### [EXERCISE AIM]
Copy all lines containing the string "peak" from the records below.
SUPPLIED ENTRIES: Begin
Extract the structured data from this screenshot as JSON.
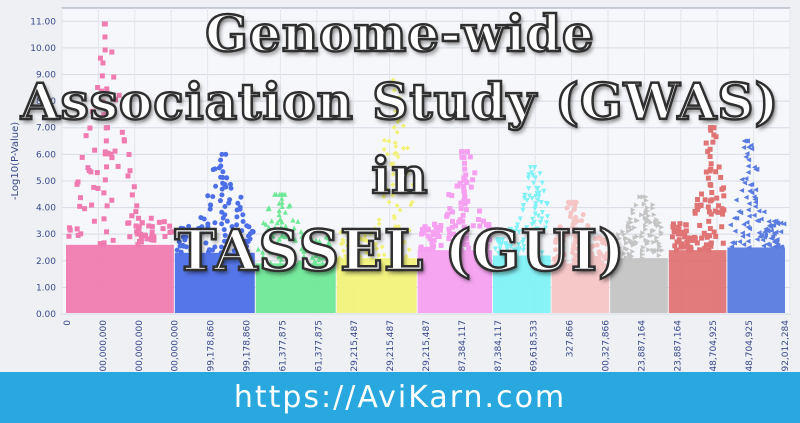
{
  "overlay": {
    "title_line1": "Genome-wide",
    "title_line2": "Association Study (GWAS)",
    "title_line3": "in",
    "title_line4": "TASSEL (GUI)"
  },
  "footer": {
    "url": "https://AviKarn.com"
  },
  "chart_data": {
    "type": "scatter",
    "ylabel": "-Log10(P-Value)",
    "ylim": [
      0,
      11.5
    ],
    "yticks": [
      "0.00",
      "1.00",
      "2.00",
      "3.00",
      "4.00",
      "5.00",
      "6.00",
      "7.00",
      "8.00",
      "9.00",
      "10.00",
      "11.00"
    ],
    "xtick_labels": [
      "0",
      "100,000,000",
      "200,000,000",
      "300,000,000",
      "99,178,860",
      "199,178,860",
      "61,377,875",
      "161,377,875",
      "29,215,487",
      "129,215,487",
      "229,215,487",
      "87,384,117",
      "187,384,117",
      "69,618,533",
      "327,866",
      "100,327,866",
      "23,887,164",
      "123,887,164",
      "48,704,925",
      "148,704,925",
      "92,012,284"
    ],
    "grid": true,
    "series": [
      {
        "color": "#f07bb0",
        "shape": "square",
        "peak": 10.9,
        "base": 2.6
      },
      {
        "color": "#4c6fe8",
        "shape": "circle",
        "peak": 6.0,
        "base": 2.3
      },
      {
        "color": "#6fe897",
        "shape": "triangle",
        "peak": 4.5,
        "base": 1.9
      },
      {
        "color": "#f2f27a",
        "shape": "diamond",
        "peak": 8.8,
        "base": 2.1
      },
      {
        "color": "#f5a0f0",
        "shape": "square",
        "peak": 6.1,
        "base": 2.4
      },
      {
        "color": "#7ff2f7",
        "shape": "triangle-down",
        "peak": 5.5,
        "base": 2.2
      },
      {
        "color": "#f5c5c5",
        "shape": "circle",
        "peak": 4.2,
        "base": 1.9
      },
      {
        "color": "#c4c4c4",
        "shape": "triangle-right",
        "peak": 4.4,
        "base": 2.1
      },
      {
        "color": "#e07474",
        "shape": "square",
        "peak": 7.0,
        "base": 2.4
      },
      {
        "color": "#5a7be0",
        "shape": "triangle-left",
        "peak": 6.5,
        "base": 2.5
      }
    ]
  }
}
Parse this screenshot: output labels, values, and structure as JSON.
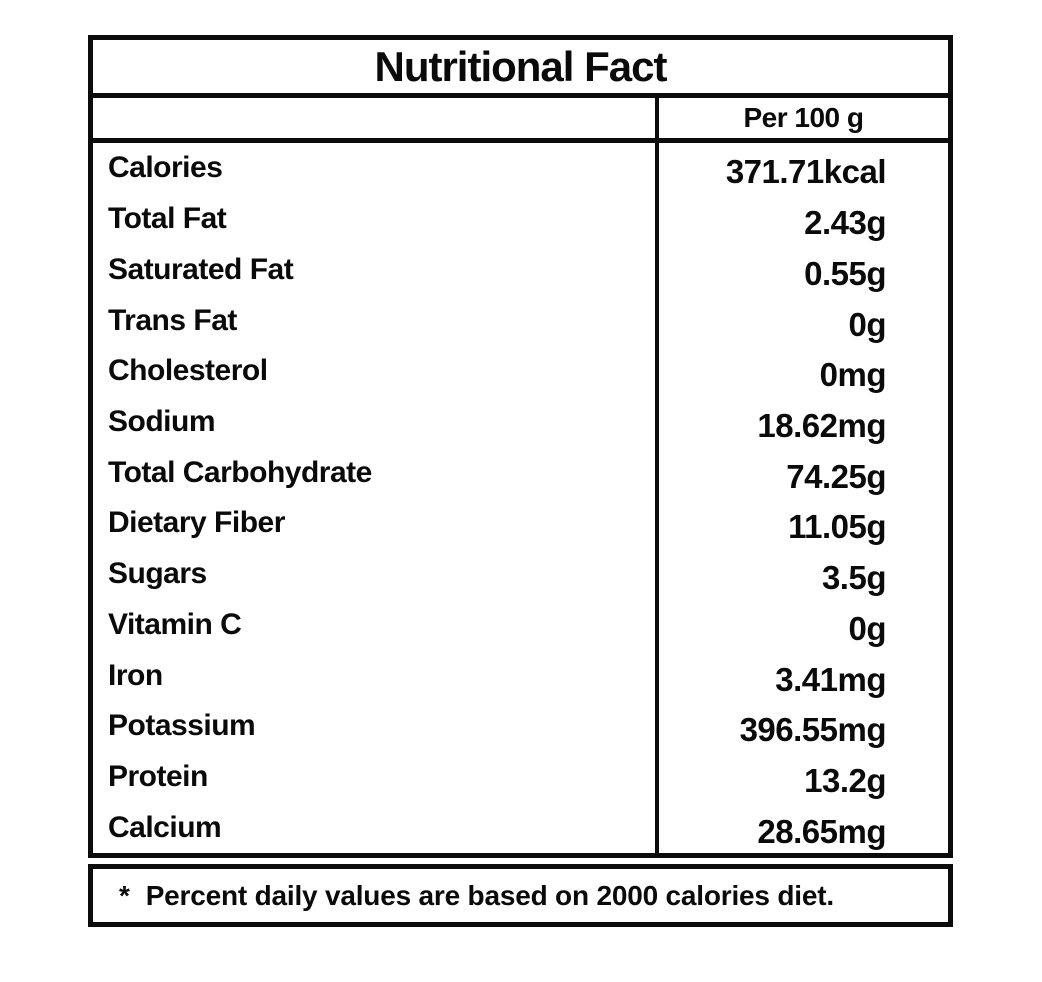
SUPPLIED ENTRIES: End
### [ANSWER FOR THE TASK]
        "peak": 10.9,
        "peak": 6.0,
        "peak": 4.5,
        "peak": 8.8,
        "peak": 6.1,
        "peak": 5.5,
        "peak": 4.2,
        "peak": 4.4,
        "peak": 7.0,
        "peak": 6.5,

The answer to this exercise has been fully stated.